In 1846 California emigrants took the first wagons down into Weber Canyon encountering many hardships and suffering severe losses. They included the James Hudspeth, Bryant Russell, Young and Harlan parties.
In this vicinity, the Donner-Reed party of 1846 which later met a tragic fate on the east slope of the Sierras in California turned southwest and blazed a trail through the mountains to the Salt Lake Valley. This trail was followed by the Mormon Pioneers in 1847, the California Gold Rush emigrants in 1849-50, the Mormon Handcart Pioneers and Overland Stage in 1856, and the Pony Express 1860-61.
Founded by Summit County Restaurant Tax and Summit County Historical Society. Built in 1990 by Boy Scouts of American Troop 681 and restored in 1999 by D. H. Evans Varsity Scout Team 523 Eagle Scout Project. The aging wood was replaced with steel in 2015 by Summit County Historical Society.
Under the leadership of Brigham Young the “Mormon” pioneers exploring their way to the valley of The Great Salt Lake passed here July 15 to 20, 1847. Orson Pratt’s advance company reached here July 15, others following at intervals. The rear company, including Brigham Young, who was ill with mountain fever encamped near here July 20.
The trail turned to the left at this point to avoid Weber Canyon, the impassable to wagon trains, ascending Henefer Creek to its head and passing thence into East Canyon approximately along the route now traversed by the highway.
This historic marker is U.P.T.L.A. Marker # 4 and a pony express trail marker and it is located at the southwest corner of 100 North and Main Street in Henefer, Utah.
- Other UPTLA Markers are listed here.
Woodland Cash Store
There was a time when most of Woodland‘s residents worked and played where they lived, using local services and relying on the general store for most of their supplies.
This small building supplied nearly everything the community needed for nearly sixty years. Hyrum Winterton and his oldest son, Harold, sold everything from fresh meat, eggs and dairy products to appliances, clothing, nuts and bolts, coal and hay-baling wire, and even pumped gas. They used their trucks to deliver locally produced goods to the Salt Lake and Provo valleys, returning with feed and supplies for local residents.
Hyrum Winterton moved his family to the Woodland Valley because his Charleston farm was destined to be flooded by Deer Creek Reservoir. He purchased a fire-gutted building in the early 1930s, cleared the lot and began construction of this building. Though he hired a mason from Midway to lay the eight-inch-thick brick walls, he and his family built most of the structure.
When Harold died in a truck accident while delivering cattle, Hyrum’s daughter and son-in-law, Luella and Lamont Walker became the sole owners of the shop. After Lamont Walker passed away in 1971, Luella continued to run the store, selling sewing and craft supplies, until she sold the building in 1987.
-------
== TASK DETAILS ==
In the historical marker text above, write out the passage that opens with the words containing "In 1846 California" and closes with "Pony Express 1860-61.", unchanged.

Dataset items
-------
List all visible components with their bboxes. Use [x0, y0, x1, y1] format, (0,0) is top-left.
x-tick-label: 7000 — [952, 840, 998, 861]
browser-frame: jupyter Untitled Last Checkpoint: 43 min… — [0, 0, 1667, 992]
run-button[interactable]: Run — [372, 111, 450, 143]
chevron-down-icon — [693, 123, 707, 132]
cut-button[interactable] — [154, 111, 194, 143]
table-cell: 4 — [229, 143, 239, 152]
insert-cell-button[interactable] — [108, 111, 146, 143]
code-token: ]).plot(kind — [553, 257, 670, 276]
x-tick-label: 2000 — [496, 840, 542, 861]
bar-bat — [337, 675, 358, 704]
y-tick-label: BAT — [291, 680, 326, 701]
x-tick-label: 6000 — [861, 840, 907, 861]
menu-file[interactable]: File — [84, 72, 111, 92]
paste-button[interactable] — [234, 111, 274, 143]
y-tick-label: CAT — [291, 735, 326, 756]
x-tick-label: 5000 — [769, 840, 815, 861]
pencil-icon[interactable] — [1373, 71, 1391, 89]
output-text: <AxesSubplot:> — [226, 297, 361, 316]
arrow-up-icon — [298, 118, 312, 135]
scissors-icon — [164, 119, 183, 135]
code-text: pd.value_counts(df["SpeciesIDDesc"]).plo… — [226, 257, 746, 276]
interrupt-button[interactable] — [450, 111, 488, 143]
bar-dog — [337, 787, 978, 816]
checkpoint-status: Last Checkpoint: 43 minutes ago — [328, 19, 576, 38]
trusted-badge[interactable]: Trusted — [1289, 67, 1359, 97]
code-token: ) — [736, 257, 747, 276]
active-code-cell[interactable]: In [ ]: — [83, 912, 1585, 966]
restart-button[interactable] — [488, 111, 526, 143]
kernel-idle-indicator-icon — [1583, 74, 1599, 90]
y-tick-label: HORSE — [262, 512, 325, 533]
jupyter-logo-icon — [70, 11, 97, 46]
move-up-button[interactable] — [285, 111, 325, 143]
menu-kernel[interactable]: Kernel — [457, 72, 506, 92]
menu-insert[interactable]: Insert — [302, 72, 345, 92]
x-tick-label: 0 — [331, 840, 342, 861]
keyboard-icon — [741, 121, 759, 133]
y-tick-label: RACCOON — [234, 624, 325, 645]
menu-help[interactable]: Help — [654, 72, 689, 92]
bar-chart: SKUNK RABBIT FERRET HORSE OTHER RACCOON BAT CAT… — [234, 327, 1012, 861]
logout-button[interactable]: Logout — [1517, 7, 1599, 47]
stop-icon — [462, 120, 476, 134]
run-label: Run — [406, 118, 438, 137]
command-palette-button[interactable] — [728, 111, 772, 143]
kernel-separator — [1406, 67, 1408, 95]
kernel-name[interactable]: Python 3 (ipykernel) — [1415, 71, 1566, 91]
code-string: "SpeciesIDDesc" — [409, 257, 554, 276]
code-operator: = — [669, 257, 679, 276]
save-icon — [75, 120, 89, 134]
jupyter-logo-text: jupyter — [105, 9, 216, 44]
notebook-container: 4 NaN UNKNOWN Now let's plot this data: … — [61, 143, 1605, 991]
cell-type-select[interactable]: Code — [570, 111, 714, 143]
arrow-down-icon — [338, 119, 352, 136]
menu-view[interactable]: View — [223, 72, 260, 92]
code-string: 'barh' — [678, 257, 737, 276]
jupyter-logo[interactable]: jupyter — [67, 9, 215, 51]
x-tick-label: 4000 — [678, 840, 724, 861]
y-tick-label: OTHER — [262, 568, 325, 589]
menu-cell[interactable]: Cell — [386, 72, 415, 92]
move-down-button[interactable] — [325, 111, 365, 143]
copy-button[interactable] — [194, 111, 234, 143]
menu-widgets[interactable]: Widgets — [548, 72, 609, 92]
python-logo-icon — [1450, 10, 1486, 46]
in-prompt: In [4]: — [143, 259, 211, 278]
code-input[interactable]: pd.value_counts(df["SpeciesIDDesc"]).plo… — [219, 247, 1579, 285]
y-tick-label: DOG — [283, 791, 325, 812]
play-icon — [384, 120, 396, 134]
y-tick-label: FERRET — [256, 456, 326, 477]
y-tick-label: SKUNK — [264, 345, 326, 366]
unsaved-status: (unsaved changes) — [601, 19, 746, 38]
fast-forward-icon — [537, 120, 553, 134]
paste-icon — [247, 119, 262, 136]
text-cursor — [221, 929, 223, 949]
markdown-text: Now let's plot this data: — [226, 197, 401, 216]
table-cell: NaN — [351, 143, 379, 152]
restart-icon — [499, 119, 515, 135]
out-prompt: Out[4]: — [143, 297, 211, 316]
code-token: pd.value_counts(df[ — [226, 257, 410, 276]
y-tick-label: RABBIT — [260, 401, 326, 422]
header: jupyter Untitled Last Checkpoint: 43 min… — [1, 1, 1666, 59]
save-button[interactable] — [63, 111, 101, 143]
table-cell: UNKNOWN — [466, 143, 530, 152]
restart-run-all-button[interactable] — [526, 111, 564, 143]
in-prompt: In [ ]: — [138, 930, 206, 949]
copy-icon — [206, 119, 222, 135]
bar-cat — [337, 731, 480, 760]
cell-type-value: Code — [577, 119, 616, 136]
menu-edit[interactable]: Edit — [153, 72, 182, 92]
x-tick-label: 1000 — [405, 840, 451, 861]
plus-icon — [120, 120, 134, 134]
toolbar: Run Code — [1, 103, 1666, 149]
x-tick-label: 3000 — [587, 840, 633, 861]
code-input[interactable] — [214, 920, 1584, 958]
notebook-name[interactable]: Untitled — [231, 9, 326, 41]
-------
== WRITTEN REPLY ==
In 1846 California emigrants took the first wagons down into Weber Canyon encountering many hardships and suffering severe losses. They included the James Hudspeth, Bryant Russell, Young and Harlan parties.
In this vicinity, the Donner-Reed party of 1846 which later met a tragic fate on the east slope of the Sierras in California turned southwest and blazed a trail through the mountains to the Salt Lake Valley. This trail was followed by the Mormon Pioneers in 1847, the California Gold Rush emigrants in 1849-50, the Mormon Handcart Pioneers and Overland Stage in 1856, and the Pony Express 1860-61.